* TASK DIRECTIONS
Go through the listing below and list every line with "icon".

* DATASET RECORDS
↓↓↓
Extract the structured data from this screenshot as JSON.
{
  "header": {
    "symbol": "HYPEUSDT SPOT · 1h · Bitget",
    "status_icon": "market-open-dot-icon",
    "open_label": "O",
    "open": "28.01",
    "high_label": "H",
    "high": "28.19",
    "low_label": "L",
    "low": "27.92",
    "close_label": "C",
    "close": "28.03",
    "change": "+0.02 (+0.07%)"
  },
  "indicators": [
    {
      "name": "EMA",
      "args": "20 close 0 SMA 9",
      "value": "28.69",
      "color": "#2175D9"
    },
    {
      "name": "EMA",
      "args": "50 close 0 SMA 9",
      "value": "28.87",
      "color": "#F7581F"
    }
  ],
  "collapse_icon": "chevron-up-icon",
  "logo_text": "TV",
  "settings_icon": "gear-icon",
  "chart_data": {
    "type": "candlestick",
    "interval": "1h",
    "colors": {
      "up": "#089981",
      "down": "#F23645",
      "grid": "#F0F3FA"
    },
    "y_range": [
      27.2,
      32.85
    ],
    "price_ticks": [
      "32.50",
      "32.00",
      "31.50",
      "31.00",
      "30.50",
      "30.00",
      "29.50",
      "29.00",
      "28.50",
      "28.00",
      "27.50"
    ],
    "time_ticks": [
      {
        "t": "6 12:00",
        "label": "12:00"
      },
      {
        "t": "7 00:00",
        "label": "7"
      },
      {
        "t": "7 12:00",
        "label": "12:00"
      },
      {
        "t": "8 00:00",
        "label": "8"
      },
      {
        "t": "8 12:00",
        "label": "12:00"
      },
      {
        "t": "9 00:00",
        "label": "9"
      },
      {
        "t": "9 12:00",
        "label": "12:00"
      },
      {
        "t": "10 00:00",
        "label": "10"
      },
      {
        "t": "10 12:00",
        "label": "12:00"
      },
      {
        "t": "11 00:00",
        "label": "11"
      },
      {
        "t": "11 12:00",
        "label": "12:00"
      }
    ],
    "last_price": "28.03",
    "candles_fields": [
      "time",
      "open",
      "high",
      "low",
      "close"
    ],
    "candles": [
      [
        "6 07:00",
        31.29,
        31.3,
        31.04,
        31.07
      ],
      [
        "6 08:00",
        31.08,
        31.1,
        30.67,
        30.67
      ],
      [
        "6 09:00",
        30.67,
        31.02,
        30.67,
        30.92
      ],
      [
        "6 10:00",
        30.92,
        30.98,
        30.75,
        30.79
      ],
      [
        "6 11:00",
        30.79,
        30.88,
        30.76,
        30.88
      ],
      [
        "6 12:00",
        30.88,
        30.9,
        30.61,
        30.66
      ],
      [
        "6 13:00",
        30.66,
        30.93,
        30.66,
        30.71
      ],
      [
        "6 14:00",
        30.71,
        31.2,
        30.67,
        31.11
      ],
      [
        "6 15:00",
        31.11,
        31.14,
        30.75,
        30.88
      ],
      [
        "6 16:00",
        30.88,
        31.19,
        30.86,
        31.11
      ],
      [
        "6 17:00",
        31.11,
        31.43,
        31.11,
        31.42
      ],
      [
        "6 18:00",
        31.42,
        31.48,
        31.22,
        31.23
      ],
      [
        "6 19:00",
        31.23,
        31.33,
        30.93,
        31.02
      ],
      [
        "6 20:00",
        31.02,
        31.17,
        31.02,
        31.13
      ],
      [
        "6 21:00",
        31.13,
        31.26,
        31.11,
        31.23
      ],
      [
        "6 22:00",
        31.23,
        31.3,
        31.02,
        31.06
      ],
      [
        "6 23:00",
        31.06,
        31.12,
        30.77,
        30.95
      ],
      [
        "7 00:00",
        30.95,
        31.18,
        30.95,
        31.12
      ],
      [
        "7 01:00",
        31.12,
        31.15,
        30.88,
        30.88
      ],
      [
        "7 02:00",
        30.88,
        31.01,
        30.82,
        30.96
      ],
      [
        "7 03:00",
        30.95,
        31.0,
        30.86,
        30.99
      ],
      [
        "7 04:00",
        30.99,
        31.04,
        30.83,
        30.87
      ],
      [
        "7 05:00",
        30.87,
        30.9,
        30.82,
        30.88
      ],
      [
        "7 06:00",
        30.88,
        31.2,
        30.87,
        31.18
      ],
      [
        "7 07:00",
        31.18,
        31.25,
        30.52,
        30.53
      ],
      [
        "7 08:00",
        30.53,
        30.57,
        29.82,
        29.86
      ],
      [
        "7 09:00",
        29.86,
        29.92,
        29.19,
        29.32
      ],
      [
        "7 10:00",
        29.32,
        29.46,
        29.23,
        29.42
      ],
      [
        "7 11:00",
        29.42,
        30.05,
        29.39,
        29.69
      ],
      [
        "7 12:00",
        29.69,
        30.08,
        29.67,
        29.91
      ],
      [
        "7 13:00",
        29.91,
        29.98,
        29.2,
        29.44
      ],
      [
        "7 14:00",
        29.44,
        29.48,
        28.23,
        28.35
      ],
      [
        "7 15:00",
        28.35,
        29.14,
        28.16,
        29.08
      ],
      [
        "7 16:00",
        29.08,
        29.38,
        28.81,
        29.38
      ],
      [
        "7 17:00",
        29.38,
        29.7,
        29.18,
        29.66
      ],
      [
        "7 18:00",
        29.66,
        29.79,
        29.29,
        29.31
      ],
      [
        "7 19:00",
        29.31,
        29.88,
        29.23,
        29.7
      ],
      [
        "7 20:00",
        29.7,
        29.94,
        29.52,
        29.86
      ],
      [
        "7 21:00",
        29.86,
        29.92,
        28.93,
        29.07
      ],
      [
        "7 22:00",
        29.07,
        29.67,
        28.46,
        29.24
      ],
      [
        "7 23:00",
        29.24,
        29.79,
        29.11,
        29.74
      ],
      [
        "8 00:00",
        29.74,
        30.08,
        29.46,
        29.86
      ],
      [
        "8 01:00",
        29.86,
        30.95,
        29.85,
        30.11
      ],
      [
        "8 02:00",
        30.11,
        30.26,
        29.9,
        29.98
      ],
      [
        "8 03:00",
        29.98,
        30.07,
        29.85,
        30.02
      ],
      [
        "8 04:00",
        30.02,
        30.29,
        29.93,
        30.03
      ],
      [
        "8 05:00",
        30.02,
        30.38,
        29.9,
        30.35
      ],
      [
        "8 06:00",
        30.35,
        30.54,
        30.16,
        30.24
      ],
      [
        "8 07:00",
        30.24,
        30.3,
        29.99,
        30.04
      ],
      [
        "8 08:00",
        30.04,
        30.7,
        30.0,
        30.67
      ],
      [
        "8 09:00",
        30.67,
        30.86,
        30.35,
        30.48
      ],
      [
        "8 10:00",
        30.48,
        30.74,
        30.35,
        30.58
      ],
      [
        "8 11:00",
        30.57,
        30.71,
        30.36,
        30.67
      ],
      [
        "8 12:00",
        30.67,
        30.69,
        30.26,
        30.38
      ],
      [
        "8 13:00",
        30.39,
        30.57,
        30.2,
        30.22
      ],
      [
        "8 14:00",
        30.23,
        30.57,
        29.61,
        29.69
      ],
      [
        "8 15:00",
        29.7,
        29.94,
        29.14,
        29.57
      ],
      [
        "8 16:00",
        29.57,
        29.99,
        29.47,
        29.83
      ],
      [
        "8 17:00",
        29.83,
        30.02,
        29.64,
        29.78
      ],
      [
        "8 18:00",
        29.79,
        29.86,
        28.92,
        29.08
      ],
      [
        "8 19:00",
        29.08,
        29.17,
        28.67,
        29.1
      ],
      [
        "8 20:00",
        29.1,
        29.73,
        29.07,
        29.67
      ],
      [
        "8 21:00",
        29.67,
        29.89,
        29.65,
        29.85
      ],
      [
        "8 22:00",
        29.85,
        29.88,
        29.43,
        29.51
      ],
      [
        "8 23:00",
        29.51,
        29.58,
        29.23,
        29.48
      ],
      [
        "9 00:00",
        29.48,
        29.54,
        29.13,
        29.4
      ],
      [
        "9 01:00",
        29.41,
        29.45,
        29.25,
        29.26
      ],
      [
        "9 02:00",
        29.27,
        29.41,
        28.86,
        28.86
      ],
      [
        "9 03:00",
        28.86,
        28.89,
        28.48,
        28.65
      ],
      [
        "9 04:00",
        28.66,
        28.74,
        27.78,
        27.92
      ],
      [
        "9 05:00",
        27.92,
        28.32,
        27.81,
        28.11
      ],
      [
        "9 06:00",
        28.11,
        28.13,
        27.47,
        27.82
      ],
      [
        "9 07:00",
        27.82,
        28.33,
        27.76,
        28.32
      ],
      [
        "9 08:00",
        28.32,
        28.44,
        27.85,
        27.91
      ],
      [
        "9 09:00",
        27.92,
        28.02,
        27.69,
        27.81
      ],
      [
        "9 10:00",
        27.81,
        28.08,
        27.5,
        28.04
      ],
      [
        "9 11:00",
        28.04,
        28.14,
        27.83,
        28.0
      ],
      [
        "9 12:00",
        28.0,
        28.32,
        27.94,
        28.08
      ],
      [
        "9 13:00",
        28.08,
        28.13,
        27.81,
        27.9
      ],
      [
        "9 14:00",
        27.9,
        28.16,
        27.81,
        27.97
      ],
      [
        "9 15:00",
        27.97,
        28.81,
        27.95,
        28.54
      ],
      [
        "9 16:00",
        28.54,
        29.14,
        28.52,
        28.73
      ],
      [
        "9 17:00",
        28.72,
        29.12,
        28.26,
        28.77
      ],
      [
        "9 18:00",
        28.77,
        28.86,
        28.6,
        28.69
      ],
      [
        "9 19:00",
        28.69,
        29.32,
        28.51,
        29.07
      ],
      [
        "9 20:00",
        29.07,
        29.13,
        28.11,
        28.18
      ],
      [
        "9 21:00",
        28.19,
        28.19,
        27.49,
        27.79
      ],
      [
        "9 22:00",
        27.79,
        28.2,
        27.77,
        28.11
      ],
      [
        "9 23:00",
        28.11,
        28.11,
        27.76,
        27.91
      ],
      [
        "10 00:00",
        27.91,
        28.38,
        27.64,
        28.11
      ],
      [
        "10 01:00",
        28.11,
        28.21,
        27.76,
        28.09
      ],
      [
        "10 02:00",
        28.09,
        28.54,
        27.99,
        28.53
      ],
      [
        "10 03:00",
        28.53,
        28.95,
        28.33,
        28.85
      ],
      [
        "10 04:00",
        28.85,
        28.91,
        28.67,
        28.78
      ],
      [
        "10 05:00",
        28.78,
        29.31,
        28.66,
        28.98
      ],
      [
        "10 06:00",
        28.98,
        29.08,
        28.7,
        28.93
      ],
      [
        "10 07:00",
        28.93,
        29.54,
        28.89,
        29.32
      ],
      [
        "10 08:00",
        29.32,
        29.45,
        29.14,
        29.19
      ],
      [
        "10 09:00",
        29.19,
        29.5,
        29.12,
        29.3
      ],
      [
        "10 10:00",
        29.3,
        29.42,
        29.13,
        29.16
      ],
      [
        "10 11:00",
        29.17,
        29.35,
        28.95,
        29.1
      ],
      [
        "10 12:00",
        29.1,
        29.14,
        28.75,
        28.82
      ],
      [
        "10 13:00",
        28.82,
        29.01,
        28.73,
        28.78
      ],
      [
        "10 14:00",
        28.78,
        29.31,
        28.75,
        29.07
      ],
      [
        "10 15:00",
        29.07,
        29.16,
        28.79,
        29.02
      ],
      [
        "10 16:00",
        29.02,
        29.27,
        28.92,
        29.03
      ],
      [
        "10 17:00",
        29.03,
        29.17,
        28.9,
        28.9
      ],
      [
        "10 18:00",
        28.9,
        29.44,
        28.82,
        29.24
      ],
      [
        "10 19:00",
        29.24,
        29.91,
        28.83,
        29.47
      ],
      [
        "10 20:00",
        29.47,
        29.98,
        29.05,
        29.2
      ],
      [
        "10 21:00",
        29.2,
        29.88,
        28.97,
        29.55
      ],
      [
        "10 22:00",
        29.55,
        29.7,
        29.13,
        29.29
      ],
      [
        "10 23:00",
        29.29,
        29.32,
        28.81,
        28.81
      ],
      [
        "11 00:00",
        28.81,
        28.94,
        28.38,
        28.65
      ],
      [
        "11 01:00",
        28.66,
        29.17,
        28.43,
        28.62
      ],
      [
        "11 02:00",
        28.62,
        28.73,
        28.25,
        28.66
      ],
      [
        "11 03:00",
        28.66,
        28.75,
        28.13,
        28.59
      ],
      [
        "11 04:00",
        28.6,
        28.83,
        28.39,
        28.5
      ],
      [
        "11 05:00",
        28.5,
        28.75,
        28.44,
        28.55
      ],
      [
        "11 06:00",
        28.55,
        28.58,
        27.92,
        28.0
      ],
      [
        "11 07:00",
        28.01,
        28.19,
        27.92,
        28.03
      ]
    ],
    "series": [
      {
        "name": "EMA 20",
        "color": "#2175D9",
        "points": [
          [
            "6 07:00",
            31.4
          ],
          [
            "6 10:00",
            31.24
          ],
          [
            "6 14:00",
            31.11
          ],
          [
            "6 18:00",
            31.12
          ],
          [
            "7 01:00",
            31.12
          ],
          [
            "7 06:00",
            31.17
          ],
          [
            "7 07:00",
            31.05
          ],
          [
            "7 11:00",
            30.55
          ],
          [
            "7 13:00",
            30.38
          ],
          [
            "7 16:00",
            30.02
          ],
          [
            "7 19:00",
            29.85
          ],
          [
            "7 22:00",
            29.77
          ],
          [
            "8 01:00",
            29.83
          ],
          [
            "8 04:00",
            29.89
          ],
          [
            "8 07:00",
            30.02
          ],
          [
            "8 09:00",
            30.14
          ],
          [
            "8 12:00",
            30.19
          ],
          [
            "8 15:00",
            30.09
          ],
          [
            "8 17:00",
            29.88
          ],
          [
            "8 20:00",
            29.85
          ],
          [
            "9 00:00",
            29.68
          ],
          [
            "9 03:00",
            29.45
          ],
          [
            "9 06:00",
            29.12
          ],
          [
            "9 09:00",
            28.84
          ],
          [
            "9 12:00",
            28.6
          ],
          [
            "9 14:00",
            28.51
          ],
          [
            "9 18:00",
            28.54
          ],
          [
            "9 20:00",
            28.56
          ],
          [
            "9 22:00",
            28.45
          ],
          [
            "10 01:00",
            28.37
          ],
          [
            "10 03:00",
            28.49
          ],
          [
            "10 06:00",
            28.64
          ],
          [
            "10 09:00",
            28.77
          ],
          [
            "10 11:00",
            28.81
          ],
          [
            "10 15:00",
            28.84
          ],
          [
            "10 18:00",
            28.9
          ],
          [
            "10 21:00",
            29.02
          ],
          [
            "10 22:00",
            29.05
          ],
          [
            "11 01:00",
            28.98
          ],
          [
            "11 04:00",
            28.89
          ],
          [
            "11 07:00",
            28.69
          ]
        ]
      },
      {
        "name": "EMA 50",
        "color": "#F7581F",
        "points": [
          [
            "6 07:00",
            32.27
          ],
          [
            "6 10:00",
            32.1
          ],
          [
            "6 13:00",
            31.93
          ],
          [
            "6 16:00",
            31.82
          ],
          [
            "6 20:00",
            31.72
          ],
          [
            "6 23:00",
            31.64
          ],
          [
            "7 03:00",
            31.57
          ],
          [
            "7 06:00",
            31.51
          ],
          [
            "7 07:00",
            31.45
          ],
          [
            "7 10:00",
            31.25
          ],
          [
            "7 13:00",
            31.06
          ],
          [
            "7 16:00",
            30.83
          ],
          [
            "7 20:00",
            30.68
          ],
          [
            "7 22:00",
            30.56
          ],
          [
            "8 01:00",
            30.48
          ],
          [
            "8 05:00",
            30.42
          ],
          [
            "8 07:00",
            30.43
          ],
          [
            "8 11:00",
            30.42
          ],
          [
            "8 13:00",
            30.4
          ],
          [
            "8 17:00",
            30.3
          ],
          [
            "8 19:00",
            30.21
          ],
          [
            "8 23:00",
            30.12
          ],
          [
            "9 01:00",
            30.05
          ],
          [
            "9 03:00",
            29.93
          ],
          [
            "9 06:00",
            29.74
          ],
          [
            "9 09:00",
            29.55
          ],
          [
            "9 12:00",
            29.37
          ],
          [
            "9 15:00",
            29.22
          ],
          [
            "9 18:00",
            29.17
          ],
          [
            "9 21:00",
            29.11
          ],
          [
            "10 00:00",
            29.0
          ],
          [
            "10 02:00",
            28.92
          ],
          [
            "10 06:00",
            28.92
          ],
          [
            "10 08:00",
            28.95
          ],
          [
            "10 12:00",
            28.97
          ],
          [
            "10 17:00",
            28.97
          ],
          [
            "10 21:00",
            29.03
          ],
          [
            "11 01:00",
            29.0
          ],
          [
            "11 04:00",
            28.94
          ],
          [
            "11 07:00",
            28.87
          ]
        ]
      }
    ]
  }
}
↑↑↑
* RIGHT ANSWER
    "status_icon": "market-open-dot-icon",
  "collapse_icon": "chevron-up-icon",
  "settings_icon": "gear-icon",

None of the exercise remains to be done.